▶ _The task_
Find the lines below that contain the string "description". Copy each one.

------ Data in this exercise ------

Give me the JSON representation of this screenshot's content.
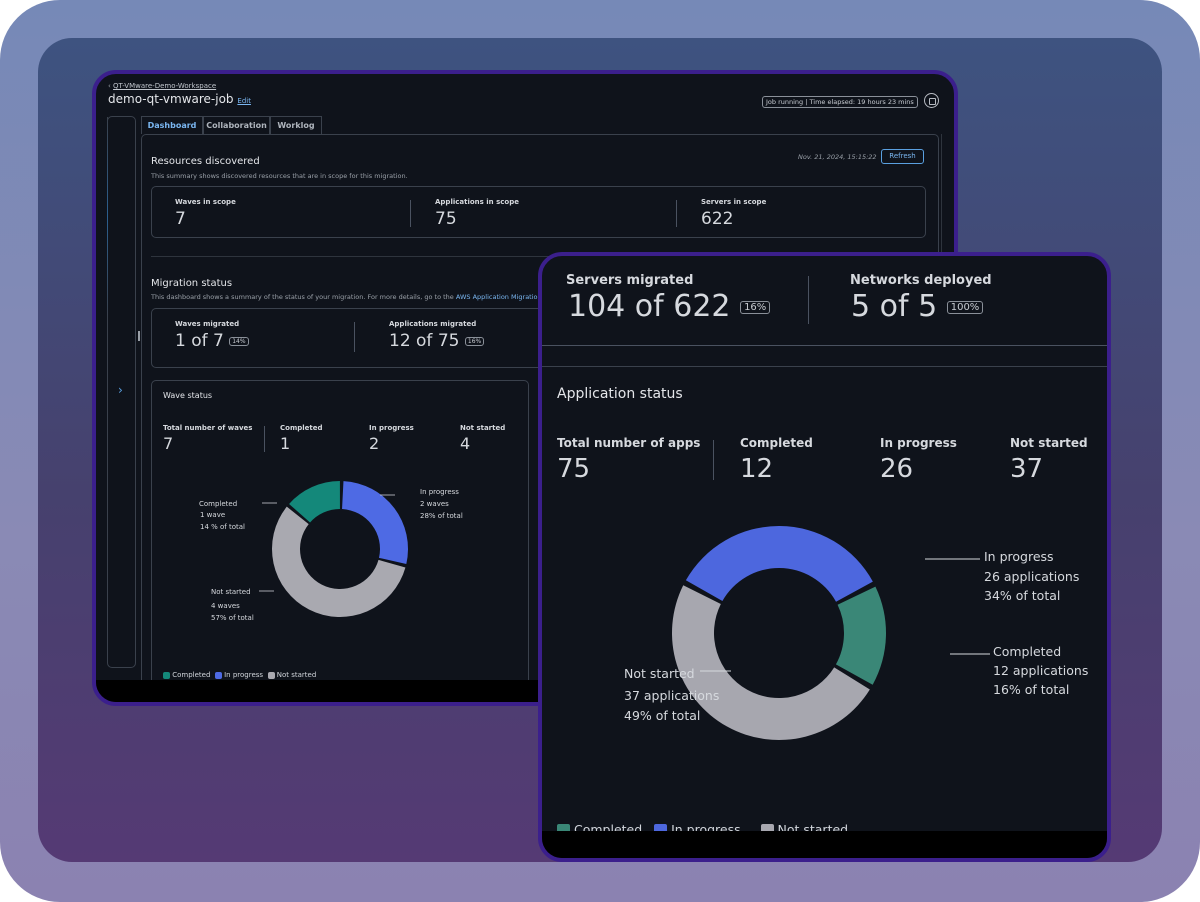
{
  "colors": {
    "completed": "#14887a",
    "in_progress": "#4e6ae4",
    "not_started": "#a9a9b0",
    "completed_zoom": "#3a8777",
    "in_progress_zoom": "#4d67de",
    "not_started_zoom": "#a7a7af",
    "accent_link": "#7ab6f0",
    "window_border": "#3b1f8c"
  },
  "header": {
    "breadcrumb_chevron": "‹",
    "breadcrumb": "QT-VMware-Demo-Workspace",
    "title": "demo-qt-vmware-job",
    "edit_link": "Edit",
    "job_status": "Job running | Time elapsed: 19 hours 23 mins",
    "stop_icon": "stop-icon"
  },
  "tabs": [
    {
      "label": "Dashboard",
      "active": true
    },
    {
      "label": "Collaboration",
      "active": false
    },
    {
      "label": "Worklog",
      "active": false
    }
  ],
  "side_panel": {
    "expand_icon": "›"
  },
  "resources": {
    "title": "Resources discovered",
    "description": "This summary shows discovered resources that are in scope for this migration.",
    "timestamp": "Nov. 21, 2024, 15:15:22",
    "refresh_label": "Refresh",
    "metrics": [
      {
        "label": "Waves in scope",
        "value": "7"
      },
      {
        "label": "Applications in scope",
        "value": "75"
      },
      {
        "label": "Servers in scope",
        "value": "622"
      }
    ]
  },
  "migration": {
    "title": "Migration status",
    "description": "This dashboard shows a summary of the status of your migration. For more details, go to the",
    "link": "AWS Application Migration",
    "metrics": [
      {
        "label": "Waves migrated",
        "value": "1 of 7",
        "badge": "14%"
      },
      {
        "label": "Applications migrated",
        "value": "12 of 75",
        "badge": "16%"
      },
      {
        "label": "Servers migrated",
        "value": "104 of 622",
        "badge": "16%"
      },
      {
        "label": "Networks deployed",
        "value": "5 of 5",
        "badge": "100%"
      }
    ]
  },
  "wave_status": {
    "title": "Wave status",
    "stats": [
      {
        "label": "Total number of waves",
        "value": "7"
      },
      {
        "label": "Completed",
        "value": "1"
      },
      {
        "label": "In progress",
        "value": "2"
      },
      {
        "label": "Not started",
        "value": "4"
      }
    ],
    "legend": [
      "Completed",
      "In progress",
      "Not started"
    ]
  },
  "app_status": {
    "title": "Application status",
    "stats": [
      {
        "label": "Total number of apps",
        "value": "75"
      },
      {
        "label": "Completed",
        "value": "12"
      },
      {
        "label": "In progress",
        "value": "26"
      },
      {
        "label": "Not started",
        "value": "37"
      }
    ],
    "legend": [
      "Completed",
      "In progress",
      "Not started"
    ]
  },
  "chart_data": [
    {
      "type": "pie",
      "title": "Wave status",
      "donut": true,
      "categories": [
        "Completed",
        "In progress",
        "Not started"
      ],
      "values": [
        1,
        2,
        4
      ],
      "unit": "wave",
      "annotations": [
        {
          "name": "Completed",
          "line1": "1 wave",
          "line2": "14 % of total"
        },
        {
          "name": "In progress",
          "line1": "2 waves",
          "line2": "28% of total"
        },
        {
          "name": "Not started",
          "line1": "4 waves",
          "line2": "57% of total"
        }
      ],
      "legend": "bottom-left"
    },
    {
      "type": "pie",
      "title": "Application status",
      "donut": true,
      "categories": [
        "In progress",
        "Completed",
        "Not started"
      ],
      "values": [
        26,
        12,
        37
      ],
      "unit": "applications",
      "annotations": [
        {
          "name": "In progress",
          "line1": "26 applications",
          "line2": "34% of total"
        },
        {
          "name": "Completed",
          "line1": "12 applications",
          "line2": "16% of total"
        },
        {
          "name": "Not started",
          "line1": "37 applications",
          "line2": "49% of total"
        }
      ],
      "legend": "bottom-left"
    }
  ]
}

------

▶ _Result for this exercise_
    "description": "This summary shows discovered resources that are in scope for this migration.",
    "description": "This dashboard shows a summary of the status of your migration. For more details, go to the",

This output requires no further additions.